▸ **Задания**
1. Ответьте по отрывку о корабельной жизни:
(a) Какой кличкой звали щенка матросы?
(b) Где офицер купил лемура?
(c) Кто сочинил монолог, который произнес матрос Ромашин?
2. Напишите, что следует дальше в отрывке о корабельной жизни, начиная сразу после его последней строки.

На корабле находился всеобщий любимец щенок. Матросы звали его Морькой, а офицеры — Филькой. Чтобы никого не обидеть, щенок шел на обе клички. Все было хорошо, покамест кто-то из офицеров не купил на Мадагаскаре лемура. Эту полуобезьянку нарекли Коко. Между щенком и лемуром дружбы не получилось,— первый при удобном случае стремился вонзить свои зубы во второго, а тот в свою очередь не оставался в долгу. Любимым занятием Чегодаева-Саконского и стало натравливание лемура на щенка.

Когда корабль пересекал экватор, команда устроила традиционное празднество в честь бога Нептуна. Матрос Ромашин в роли владыки морей, обращаясь к командиру корабля, произнес сочиненный артиллерийским офицером Молчалиным монолог:

Здравствуй, отец командир!

Я надел свой парадный мундир,

И с супругой, детьми на «Алмаз»

▸ **Фрагменты данных**
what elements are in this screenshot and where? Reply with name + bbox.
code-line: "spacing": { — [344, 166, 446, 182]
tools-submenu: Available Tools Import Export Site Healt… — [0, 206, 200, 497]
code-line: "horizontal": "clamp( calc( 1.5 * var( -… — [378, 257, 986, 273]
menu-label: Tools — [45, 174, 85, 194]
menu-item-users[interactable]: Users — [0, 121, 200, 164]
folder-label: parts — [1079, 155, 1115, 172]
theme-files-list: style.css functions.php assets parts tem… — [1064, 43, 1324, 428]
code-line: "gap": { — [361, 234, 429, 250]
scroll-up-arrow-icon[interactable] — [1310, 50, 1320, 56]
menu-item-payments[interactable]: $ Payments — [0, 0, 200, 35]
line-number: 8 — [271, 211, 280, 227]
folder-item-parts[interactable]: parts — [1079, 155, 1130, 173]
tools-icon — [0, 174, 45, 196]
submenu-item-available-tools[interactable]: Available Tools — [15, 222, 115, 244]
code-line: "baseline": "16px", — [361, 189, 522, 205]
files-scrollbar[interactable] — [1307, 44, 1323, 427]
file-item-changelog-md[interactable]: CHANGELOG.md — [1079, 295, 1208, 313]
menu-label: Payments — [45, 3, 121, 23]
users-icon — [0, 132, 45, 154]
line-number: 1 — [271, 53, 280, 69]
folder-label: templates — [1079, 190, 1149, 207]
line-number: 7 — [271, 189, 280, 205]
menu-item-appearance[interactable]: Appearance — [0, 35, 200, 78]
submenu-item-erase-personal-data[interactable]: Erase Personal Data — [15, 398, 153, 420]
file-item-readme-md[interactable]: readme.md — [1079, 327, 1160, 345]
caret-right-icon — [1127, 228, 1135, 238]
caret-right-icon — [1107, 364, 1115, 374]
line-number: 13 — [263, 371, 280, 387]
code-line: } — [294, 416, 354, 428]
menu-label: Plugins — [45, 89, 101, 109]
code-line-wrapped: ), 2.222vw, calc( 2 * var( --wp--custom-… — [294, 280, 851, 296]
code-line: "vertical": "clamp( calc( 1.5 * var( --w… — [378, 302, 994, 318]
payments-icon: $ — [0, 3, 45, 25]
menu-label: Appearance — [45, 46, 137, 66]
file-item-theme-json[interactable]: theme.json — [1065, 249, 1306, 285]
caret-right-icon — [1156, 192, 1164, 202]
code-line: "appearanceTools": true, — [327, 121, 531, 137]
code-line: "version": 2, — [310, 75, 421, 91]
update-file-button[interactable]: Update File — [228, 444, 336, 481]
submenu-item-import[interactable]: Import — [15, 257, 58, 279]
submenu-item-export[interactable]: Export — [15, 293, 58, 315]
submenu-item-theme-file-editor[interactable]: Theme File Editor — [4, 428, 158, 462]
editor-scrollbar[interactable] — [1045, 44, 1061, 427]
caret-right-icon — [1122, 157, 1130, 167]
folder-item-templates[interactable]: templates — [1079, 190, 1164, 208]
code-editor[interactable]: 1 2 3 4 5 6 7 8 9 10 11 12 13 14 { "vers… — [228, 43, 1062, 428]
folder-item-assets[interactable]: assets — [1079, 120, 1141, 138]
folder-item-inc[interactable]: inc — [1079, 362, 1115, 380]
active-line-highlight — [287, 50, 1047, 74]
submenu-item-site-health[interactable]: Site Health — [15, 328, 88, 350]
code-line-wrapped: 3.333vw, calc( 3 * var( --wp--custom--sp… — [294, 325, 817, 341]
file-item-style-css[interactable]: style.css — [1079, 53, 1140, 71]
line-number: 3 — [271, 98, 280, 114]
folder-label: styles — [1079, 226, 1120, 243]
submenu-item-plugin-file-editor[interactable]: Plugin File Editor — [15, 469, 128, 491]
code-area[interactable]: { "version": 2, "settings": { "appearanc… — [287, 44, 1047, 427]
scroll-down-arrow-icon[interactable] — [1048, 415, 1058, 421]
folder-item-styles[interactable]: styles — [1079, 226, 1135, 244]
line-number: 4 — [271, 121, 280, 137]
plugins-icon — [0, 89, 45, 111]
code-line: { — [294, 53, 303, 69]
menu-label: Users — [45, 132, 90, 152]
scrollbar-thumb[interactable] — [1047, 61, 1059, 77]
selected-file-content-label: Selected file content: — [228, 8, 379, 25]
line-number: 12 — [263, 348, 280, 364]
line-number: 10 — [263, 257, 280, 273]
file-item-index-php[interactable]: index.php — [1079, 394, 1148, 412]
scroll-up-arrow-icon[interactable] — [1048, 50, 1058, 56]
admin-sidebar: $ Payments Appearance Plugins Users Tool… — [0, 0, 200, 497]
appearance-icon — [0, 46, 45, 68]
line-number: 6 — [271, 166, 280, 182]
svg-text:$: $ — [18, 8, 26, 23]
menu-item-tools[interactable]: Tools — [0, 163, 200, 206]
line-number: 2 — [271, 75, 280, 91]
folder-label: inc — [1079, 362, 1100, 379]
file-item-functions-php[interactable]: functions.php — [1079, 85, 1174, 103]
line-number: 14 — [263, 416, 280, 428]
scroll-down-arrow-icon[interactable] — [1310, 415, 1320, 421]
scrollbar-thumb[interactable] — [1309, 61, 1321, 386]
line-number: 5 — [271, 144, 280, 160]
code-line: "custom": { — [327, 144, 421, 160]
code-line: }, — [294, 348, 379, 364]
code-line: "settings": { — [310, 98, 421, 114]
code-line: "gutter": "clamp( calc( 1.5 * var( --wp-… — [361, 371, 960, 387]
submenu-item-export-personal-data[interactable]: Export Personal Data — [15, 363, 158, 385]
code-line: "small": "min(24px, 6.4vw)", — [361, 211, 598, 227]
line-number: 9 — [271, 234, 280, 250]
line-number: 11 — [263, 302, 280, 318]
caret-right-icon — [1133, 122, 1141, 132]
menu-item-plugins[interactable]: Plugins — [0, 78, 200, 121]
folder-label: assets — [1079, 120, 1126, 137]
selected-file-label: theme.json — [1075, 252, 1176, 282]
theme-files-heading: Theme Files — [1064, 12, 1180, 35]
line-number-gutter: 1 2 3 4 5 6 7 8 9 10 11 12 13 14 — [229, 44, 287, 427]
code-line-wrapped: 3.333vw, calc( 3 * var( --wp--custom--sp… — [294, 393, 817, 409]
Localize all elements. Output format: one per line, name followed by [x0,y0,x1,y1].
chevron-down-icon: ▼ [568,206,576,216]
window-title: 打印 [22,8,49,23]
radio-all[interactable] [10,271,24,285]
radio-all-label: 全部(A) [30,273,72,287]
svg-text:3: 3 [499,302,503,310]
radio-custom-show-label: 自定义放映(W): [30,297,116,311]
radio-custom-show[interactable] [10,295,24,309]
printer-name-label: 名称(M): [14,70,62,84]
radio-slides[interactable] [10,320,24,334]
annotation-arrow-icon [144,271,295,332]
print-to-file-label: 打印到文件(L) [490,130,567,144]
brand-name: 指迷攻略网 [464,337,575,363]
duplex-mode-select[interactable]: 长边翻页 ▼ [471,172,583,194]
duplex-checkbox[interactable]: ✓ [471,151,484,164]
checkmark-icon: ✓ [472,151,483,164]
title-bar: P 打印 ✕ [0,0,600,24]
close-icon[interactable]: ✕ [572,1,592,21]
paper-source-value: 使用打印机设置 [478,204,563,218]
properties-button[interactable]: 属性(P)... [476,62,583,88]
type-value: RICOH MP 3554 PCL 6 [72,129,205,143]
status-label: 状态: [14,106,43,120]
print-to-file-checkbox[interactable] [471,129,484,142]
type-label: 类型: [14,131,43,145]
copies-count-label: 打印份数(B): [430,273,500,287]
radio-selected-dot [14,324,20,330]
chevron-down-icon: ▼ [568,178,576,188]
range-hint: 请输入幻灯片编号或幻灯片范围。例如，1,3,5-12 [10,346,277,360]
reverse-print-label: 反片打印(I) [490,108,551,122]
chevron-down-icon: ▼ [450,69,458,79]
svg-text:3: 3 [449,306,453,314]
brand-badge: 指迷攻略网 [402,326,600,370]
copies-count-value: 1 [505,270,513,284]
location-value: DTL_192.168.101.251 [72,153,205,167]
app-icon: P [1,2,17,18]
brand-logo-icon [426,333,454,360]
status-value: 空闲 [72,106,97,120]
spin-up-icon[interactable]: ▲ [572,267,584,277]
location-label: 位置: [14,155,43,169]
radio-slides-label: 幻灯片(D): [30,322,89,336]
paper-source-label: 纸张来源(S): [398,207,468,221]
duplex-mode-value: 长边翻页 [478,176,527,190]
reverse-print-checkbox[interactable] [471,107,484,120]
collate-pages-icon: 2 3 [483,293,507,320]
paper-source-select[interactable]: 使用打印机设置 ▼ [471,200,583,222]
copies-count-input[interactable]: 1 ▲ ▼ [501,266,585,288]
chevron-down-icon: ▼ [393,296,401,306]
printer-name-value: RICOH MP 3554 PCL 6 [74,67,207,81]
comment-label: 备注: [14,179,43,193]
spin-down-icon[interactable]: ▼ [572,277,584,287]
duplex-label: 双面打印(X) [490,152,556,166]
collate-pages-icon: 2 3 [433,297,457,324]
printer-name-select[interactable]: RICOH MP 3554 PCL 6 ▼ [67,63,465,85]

▸ **Ответы**
1.
(a) Морькой.
(b) На Мадагаскаре.
(c) Артиллерийский офицер Молчалин.

2.
Прибыл к вам сообщить, что обидел ты нас.

Ты с кораблем своим вошел без разрешения

В мои владения.

Коль не хочешь гневить меня дольше,

Дай мне выкуп — вина, да побольше...

В этот торжественный момент на палубу вышел Чегодаев-Саконский, ведя на привязи Коко. Завидев своего злейшего недруга, Морька-Филька стал лаять. Внезапно лемур сделал прыжок, вырвался из рук прапорщика и накинулся на щенка. Матрос Василий Хаймусов ринулся выручать Морьку-Фильку и, поскользнувшись, нечаянно сбил с ног Чегодаева-Саконского. В довершение всего обозлившийся Коко подскочил к распластавшемуся офицеру и вонзил свои острые зубы в его руку.

Чегодаев-Саконский и вахтенный начальник лейтенант Николай Саблин (однофамилец Саблина) обвинили Хаймусова в том, что он преднамеренно сшиб офицера. Они утверждали, что Хаймусов якобы замахнулся на князя, намереваясь его ударить. Матросу грозило суровое наказание.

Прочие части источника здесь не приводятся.